Read through the records below and copy each line that uses the word "company".
^^^^^^^^^^^^^^^^
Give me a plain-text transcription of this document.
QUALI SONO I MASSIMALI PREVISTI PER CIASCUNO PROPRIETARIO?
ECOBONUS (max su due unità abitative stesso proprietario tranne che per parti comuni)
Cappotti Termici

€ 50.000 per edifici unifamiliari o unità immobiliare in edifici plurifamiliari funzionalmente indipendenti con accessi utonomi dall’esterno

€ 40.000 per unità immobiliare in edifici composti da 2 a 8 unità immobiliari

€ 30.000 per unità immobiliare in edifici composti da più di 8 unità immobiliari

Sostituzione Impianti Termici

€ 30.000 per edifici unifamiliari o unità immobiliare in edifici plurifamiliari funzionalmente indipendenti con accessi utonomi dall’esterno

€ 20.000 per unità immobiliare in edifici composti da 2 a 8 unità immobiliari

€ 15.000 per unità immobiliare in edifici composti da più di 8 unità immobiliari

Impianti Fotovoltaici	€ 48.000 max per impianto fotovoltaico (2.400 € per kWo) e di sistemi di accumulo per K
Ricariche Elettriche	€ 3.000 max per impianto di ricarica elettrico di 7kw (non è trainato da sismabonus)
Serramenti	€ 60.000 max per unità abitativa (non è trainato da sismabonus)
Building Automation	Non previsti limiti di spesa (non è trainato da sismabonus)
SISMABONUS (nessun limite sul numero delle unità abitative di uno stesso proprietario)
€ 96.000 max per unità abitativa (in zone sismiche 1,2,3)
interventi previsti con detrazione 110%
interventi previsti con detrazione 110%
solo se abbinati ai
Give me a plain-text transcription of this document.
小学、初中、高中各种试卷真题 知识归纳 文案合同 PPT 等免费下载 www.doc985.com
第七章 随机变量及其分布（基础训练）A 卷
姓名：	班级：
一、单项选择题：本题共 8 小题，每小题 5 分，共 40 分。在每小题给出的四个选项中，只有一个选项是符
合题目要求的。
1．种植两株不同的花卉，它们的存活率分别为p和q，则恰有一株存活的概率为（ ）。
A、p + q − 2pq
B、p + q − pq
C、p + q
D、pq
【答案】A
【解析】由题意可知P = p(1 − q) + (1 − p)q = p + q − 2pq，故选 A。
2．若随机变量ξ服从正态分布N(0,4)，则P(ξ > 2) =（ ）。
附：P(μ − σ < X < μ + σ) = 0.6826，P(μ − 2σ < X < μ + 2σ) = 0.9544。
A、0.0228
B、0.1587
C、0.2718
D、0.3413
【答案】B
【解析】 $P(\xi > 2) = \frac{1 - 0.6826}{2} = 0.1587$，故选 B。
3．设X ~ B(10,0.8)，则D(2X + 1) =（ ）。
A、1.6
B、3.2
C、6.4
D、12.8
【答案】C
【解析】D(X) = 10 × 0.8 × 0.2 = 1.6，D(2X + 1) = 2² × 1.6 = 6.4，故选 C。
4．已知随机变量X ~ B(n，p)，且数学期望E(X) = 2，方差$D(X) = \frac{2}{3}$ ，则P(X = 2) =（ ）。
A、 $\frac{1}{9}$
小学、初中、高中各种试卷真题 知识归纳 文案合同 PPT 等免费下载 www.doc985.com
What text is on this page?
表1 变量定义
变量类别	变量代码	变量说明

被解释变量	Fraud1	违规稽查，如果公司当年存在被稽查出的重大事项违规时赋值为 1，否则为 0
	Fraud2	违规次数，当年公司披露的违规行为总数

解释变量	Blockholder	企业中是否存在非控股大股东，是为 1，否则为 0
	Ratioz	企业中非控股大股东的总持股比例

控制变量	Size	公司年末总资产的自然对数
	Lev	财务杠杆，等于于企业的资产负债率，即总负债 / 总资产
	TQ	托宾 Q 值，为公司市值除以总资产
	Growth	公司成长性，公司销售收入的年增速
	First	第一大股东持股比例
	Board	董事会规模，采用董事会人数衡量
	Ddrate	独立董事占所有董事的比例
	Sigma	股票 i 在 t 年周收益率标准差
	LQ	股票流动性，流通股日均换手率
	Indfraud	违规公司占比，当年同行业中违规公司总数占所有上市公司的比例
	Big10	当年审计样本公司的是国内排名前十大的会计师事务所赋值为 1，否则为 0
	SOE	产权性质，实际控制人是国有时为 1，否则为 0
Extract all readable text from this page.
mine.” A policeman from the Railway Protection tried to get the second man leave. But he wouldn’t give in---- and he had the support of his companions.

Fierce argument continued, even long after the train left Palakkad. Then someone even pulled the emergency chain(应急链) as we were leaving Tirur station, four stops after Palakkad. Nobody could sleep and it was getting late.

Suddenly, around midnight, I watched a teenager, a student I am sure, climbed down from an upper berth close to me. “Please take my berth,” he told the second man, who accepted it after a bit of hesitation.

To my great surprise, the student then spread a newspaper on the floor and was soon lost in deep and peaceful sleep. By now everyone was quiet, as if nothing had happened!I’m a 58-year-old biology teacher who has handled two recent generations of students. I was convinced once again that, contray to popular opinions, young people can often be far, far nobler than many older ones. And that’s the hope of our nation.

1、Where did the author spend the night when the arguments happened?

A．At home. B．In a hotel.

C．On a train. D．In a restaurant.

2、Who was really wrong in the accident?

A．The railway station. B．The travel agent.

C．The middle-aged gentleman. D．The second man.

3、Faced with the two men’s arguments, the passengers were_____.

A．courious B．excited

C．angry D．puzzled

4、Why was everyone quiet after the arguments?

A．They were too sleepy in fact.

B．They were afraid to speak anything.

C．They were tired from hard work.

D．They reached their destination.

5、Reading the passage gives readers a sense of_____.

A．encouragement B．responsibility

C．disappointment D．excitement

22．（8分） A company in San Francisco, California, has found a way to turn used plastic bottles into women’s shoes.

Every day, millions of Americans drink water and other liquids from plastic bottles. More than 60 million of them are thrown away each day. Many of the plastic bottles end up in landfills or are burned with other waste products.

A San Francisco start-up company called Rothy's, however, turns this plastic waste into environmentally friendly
^^^^^^^^^^^^^^^^
=== Completed exercise ===
22．（8分） A company in San Francisco, California, has found a way to turn used plastic bottles into women’s shoes.
A San Francisco start-up company called Rothy's, however, turns this plastic waste into environmentally friendly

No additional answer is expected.